(Work instructions): Reproduce each of the lines word for word.
◇ ◇ ◇
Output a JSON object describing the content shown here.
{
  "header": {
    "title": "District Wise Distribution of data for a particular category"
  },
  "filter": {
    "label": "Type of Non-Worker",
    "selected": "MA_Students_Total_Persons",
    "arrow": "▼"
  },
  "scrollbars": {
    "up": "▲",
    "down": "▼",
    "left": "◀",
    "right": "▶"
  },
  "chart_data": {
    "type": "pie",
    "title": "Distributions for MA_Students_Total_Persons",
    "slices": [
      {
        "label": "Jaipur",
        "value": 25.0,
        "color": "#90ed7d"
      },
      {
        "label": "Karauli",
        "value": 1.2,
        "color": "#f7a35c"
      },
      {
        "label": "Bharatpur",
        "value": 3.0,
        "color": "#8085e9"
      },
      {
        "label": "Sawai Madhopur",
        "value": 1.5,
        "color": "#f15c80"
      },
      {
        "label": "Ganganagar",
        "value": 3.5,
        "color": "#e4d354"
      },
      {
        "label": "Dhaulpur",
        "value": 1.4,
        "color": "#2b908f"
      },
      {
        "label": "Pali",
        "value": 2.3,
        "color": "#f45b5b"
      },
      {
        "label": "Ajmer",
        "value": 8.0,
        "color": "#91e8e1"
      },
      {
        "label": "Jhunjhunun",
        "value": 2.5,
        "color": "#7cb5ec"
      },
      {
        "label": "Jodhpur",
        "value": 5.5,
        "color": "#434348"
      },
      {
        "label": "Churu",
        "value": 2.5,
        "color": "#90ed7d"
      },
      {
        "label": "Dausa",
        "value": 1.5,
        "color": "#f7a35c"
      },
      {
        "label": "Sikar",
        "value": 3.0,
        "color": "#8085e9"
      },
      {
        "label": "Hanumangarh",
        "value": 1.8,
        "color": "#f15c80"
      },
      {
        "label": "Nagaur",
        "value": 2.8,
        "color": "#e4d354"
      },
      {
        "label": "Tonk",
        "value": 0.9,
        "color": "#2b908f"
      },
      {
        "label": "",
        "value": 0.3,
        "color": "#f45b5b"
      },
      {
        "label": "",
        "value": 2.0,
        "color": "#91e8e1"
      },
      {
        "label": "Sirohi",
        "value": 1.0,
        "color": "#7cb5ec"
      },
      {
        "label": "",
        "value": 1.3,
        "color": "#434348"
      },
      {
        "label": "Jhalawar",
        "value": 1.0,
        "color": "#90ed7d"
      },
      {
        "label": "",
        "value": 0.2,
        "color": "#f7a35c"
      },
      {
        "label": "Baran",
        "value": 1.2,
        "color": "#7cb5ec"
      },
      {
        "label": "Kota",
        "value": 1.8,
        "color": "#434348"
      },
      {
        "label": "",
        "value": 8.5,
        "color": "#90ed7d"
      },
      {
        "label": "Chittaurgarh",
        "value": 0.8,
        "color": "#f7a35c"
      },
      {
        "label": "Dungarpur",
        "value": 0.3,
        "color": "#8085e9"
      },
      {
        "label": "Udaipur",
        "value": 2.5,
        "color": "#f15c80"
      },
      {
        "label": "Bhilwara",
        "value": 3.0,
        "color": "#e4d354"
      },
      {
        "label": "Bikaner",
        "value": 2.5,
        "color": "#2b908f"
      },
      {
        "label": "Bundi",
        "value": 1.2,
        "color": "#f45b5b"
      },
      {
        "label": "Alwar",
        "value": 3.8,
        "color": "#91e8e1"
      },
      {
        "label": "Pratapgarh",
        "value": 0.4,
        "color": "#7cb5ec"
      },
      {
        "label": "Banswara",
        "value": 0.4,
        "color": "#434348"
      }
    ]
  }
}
◇ ◇ ◇
(Task solution):
Output a JSON object describing the content shown here.
{
  "header": {
    "title": "District Wise Distribution of data for a particular category"
  },
  "filter": {
    "label": "Type of Non-Worker",
    "selected": "MA_Students_Total_Persons",
    "arrow": "▼"
  },
  "scrollbars": {
    "up": "▲",
    "down": "▼",
    "left": "◀",
    "right": "▶"
  },
  "chart_data": {
    "type": "pie",
    "title": "Distributions for MA_Students_Total_Persons",
    "slices": [
      {
        "label": "Jaipur",
        "value": 25.0,
        "color": "#90ed7d"
      },
      {
        "label": "Karauli",
        "value": 1.2,
        "color": "#f7a35c"
      },
      {
        "label": "Bharatpur",
        "value": 3.0,
        "color": "#8085e9"
      },
      {
        "label": "Sawai Madhopur",
        "value": 1.5,
        "color": "#f15c80"
      },
      {
        "label": "Ganganagar",
        "value": 3.5,
        "color": "#e4d354"
      },
      {
        "label": "Dhaulpur",
        "value": 1.4,
        "color": "#2b908f"
      },
      {
        "label": "Pali",
        "value": 2.3,
        "color": "#f45b5b"
      },
      {
        "label": "Ajmer",
        "value": 8.0,
        "color": "#91e8e1"
      },
      {
        "label": "Jhunjhunun",
        "value": 2.5,
        "color": "#7cb5ec"
      },
      {
        "label": "Jodhpur",
        "value": 5.5,
        "color": "#434348"
      },
      {
        "label": "Churu",
        "value": 2.5,
        "color": "#90ed7d"
      },
      {
        "label": "Dausa",
        "value": 1.5,
        "color": "#f7a35c"
      },
      {
        "label": "Sikar",
        "value": 3.0,
        "color": "#8085e9"
      },
      {
        "label": "Hanumangarh",
        "value": 1.8,
        "color": "#f15c80"
      },
      {
        "label": "Nagaur",
        "value": 2.8,
        "color": "#e4d354"
      },
      {
        "label": "Tonk",
        "value": 0.9,
        "color": "#2b908f"
      },
      {
        "label": "",
        "value": 0.3,
        "color": "#f45b5b"
      },
      {
        "label": "",
        "value": 2.0,
        "color": "#91e8e1"
      },
      {
        "label": "Sirohi",
        "value": 1.0,
        "color": "#7cb5ec"
      },
      {
        "label": "",
        "value": 1.3,
        "color": "#434348"
      },
      {
        "label": "Jhalawar",
        "value": 1.0,
        "color": "#90ed7d"
      },
      {
        "label": "",
        "value": 0.2,
        "color": "#f7a35c"
      },
      {
        "label": "Baran",
        "value": 1.2,
        "color": "#7cb5ec"
      },
      {
        "label": "Kota",
        "value": 1.8,
        "color": "#434348"
      },
      {
        "label": "",
        "value": 8.5,
        "color": "#90ed7d"
      },
      {
        "label": "Chittaurgarh",
        "value": 0.8,
        "color": "#f7a35c"
      },
      {
        "label": "Dungarpur",
        "value": 0.3,
        "color": "#8085e9"
      },
      {
        "label": "Udaipur",
        "value": 2.5,
        "color": "#f15c80"
      },
      {
        "label": "Bhilwara",
        "value": 3.0,
        "color": "#e4d354"
      },
      {
        "label": "Bikaner",
        "value": 2.5,
        "color": "#2b908f"
      },
      {
        "label": "Bundi",
        "value": 1.2,
        "color": "#f45b5b"
      },
      {
        "label": "Alwar",
        "value": 3.8,
        "color": "#91e8e1"
      },
      {
        "label": "Pratapgarh",
        "value": 0.4,
        "color": "#7cb5ec"
      },
      {
        "label": "Banswara",
        "value": 0.4,
        "color": "#434348"
      }
    ]
  }
}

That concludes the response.